[Short problem] Within the data that follows, how many lines carry the string "Temperature"? Give the number alone.

[Input material]
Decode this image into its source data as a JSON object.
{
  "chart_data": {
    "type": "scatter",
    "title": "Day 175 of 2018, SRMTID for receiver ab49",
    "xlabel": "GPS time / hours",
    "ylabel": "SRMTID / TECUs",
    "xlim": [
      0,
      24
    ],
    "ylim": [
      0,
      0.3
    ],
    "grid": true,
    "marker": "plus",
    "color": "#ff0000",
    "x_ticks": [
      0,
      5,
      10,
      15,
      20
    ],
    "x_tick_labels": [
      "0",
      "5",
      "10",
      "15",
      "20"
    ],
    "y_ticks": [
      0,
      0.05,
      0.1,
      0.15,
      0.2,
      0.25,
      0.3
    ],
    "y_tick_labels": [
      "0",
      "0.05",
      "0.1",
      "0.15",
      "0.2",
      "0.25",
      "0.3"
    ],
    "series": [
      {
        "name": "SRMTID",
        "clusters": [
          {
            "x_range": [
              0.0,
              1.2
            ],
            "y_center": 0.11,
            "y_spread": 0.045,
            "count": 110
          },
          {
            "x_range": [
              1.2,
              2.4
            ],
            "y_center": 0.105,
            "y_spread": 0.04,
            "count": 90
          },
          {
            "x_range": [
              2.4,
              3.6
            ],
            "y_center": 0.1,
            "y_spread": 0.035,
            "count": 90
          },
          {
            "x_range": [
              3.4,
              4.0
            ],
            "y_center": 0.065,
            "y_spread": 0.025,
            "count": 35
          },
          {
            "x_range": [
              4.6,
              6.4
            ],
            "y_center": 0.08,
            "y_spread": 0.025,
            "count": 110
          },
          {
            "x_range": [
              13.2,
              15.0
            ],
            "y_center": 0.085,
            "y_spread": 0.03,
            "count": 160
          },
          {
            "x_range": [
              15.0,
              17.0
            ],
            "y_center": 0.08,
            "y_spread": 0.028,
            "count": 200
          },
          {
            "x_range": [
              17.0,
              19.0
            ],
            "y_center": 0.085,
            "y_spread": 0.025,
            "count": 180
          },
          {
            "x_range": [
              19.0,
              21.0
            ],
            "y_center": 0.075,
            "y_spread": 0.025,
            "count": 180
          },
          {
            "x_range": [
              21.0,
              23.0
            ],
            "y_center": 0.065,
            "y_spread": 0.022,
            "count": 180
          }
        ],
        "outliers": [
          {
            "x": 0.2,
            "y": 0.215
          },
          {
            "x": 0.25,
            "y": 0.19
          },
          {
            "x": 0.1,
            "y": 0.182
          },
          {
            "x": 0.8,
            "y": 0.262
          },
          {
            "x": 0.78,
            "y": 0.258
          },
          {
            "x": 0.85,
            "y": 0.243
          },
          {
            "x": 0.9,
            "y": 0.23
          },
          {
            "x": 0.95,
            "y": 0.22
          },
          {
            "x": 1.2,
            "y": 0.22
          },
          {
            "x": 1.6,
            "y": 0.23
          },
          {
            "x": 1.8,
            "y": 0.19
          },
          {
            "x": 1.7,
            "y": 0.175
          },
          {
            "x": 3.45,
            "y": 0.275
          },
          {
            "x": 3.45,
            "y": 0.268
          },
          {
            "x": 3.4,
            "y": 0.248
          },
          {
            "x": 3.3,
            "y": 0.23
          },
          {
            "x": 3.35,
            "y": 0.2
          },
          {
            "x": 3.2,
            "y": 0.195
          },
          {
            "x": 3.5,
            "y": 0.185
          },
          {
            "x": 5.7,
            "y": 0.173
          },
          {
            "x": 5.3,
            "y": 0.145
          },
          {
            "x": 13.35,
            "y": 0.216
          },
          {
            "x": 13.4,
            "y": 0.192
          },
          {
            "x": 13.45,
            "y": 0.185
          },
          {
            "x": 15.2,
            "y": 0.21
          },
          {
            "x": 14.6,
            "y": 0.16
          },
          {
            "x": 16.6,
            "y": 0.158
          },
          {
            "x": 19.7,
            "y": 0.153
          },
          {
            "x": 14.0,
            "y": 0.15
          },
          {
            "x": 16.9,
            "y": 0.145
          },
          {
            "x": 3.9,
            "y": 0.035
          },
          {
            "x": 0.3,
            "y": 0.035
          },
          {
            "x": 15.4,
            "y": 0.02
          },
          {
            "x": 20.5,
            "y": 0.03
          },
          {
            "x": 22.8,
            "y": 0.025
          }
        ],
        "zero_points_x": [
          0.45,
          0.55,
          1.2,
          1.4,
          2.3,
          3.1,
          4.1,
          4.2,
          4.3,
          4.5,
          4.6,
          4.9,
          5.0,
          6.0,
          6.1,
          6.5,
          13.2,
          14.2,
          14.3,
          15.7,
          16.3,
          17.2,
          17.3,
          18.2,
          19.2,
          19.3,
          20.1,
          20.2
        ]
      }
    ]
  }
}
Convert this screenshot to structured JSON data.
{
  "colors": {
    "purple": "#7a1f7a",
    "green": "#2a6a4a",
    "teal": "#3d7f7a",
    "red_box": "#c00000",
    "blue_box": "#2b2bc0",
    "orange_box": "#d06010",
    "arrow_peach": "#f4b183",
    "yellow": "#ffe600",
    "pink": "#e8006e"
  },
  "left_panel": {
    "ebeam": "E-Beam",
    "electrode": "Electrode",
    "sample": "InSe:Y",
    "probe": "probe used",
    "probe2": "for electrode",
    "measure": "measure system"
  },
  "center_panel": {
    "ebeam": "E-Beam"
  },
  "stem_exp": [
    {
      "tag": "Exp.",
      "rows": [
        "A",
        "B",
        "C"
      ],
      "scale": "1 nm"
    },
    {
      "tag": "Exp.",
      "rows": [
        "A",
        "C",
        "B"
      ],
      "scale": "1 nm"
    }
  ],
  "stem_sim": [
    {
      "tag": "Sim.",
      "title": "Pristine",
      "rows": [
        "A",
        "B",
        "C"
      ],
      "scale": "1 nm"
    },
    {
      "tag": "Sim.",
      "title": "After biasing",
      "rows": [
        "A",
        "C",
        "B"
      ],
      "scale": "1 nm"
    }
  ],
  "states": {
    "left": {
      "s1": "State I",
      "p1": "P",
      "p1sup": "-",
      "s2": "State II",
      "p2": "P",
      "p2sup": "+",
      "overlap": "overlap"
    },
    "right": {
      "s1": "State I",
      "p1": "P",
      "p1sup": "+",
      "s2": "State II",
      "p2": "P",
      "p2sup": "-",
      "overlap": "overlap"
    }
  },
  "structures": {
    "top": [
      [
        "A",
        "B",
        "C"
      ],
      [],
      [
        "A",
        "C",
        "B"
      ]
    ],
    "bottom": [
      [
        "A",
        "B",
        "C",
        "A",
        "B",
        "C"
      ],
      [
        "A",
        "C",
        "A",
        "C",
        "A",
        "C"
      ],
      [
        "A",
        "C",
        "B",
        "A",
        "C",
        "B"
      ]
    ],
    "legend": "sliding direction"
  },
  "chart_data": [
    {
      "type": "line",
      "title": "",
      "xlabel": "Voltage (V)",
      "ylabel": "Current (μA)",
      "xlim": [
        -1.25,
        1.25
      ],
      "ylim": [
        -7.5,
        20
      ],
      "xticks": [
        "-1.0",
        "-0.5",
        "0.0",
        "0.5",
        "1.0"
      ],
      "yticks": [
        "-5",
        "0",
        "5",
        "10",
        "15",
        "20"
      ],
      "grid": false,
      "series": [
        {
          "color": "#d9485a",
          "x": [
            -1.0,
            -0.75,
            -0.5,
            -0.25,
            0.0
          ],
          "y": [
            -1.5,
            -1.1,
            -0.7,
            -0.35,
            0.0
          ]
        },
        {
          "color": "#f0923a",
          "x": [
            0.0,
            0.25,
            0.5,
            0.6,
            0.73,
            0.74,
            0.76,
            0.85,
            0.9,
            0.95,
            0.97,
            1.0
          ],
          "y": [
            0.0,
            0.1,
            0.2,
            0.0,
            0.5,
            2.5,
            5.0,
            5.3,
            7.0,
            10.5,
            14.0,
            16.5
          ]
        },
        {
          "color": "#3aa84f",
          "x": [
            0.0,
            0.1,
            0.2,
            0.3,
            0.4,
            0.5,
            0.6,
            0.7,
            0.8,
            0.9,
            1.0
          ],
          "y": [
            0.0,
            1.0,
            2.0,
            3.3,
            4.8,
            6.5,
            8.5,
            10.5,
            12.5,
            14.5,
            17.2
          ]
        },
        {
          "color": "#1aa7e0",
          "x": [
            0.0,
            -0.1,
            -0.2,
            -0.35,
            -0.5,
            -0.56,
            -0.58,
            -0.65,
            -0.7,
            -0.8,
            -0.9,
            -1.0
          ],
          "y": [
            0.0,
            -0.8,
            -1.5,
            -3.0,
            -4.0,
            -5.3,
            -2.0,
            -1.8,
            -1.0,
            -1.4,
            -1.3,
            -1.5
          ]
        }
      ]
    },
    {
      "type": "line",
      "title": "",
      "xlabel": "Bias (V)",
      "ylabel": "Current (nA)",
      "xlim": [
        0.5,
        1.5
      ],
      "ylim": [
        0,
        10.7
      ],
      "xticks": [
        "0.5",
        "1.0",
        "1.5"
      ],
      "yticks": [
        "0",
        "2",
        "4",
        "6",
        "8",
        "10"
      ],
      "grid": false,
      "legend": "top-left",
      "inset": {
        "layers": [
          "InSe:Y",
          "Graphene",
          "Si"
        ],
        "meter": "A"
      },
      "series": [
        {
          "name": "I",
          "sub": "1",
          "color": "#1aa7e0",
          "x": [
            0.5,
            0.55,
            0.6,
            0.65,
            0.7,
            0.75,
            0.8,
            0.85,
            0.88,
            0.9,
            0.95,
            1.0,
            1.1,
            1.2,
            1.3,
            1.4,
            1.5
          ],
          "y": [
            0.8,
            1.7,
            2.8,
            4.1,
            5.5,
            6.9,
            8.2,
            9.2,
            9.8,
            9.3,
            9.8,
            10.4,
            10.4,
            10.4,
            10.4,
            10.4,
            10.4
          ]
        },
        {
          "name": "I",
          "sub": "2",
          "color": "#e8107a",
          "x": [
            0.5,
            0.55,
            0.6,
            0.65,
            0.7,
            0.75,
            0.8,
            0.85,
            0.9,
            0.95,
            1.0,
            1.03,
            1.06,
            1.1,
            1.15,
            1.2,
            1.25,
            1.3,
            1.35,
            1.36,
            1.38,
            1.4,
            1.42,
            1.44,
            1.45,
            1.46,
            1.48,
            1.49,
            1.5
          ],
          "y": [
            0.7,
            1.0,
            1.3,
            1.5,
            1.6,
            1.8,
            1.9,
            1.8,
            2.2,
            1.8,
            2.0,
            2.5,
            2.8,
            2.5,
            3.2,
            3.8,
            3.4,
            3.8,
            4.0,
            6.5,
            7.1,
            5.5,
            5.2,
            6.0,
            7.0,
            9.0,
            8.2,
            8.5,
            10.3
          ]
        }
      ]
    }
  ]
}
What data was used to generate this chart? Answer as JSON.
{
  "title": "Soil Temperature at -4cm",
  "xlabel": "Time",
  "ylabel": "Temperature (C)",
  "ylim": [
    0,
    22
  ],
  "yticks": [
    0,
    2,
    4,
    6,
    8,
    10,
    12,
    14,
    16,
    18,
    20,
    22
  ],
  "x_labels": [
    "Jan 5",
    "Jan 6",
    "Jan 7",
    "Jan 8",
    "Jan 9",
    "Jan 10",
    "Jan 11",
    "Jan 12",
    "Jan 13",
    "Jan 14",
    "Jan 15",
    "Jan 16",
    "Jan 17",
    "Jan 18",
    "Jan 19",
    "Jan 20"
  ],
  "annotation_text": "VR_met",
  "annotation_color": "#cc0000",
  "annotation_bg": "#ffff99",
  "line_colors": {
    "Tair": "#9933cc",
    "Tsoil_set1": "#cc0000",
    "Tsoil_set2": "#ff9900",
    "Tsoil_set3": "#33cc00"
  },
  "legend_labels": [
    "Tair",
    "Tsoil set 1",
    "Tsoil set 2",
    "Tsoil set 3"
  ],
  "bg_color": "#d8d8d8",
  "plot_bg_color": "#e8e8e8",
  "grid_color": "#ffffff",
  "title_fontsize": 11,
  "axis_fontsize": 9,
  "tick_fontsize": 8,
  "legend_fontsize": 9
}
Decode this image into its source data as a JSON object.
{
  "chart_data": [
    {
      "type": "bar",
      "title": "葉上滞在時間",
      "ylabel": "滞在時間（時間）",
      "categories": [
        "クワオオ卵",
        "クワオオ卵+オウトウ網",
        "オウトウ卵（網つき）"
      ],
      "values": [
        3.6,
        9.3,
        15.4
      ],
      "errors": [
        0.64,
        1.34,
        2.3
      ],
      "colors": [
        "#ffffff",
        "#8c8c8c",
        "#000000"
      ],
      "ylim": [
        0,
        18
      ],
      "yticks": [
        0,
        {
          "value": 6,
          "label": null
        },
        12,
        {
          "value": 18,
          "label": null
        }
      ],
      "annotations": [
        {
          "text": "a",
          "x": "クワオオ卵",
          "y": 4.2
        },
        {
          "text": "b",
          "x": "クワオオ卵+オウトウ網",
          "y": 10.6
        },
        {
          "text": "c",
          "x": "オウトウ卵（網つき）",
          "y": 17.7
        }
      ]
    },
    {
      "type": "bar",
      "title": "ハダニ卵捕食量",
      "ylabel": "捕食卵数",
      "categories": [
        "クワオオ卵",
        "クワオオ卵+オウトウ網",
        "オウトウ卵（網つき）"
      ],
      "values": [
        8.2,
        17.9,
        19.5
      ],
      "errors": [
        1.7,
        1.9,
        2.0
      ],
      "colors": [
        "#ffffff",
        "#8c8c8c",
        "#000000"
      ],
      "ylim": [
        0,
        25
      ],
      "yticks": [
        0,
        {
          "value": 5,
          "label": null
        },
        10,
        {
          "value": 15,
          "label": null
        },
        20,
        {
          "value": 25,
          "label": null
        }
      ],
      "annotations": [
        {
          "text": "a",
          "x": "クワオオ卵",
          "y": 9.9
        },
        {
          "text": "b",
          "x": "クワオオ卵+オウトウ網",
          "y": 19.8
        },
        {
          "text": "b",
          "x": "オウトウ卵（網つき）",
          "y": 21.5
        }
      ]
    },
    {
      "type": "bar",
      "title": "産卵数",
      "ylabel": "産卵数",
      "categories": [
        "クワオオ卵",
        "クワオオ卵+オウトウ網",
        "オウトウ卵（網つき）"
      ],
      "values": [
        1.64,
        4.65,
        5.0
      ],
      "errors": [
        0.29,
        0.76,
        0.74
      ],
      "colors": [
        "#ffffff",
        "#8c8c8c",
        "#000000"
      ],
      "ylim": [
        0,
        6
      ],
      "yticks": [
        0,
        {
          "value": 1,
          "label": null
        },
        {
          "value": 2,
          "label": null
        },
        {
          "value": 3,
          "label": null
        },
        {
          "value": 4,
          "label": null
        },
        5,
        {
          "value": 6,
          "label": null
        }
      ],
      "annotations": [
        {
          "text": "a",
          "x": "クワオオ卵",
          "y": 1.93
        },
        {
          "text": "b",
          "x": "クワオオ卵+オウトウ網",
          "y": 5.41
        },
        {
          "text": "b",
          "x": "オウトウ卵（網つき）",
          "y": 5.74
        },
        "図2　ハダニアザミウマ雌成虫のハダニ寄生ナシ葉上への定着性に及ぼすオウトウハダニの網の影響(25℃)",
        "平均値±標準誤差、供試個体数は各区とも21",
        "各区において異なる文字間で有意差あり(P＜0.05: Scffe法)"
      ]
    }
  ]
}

[Complete response] 2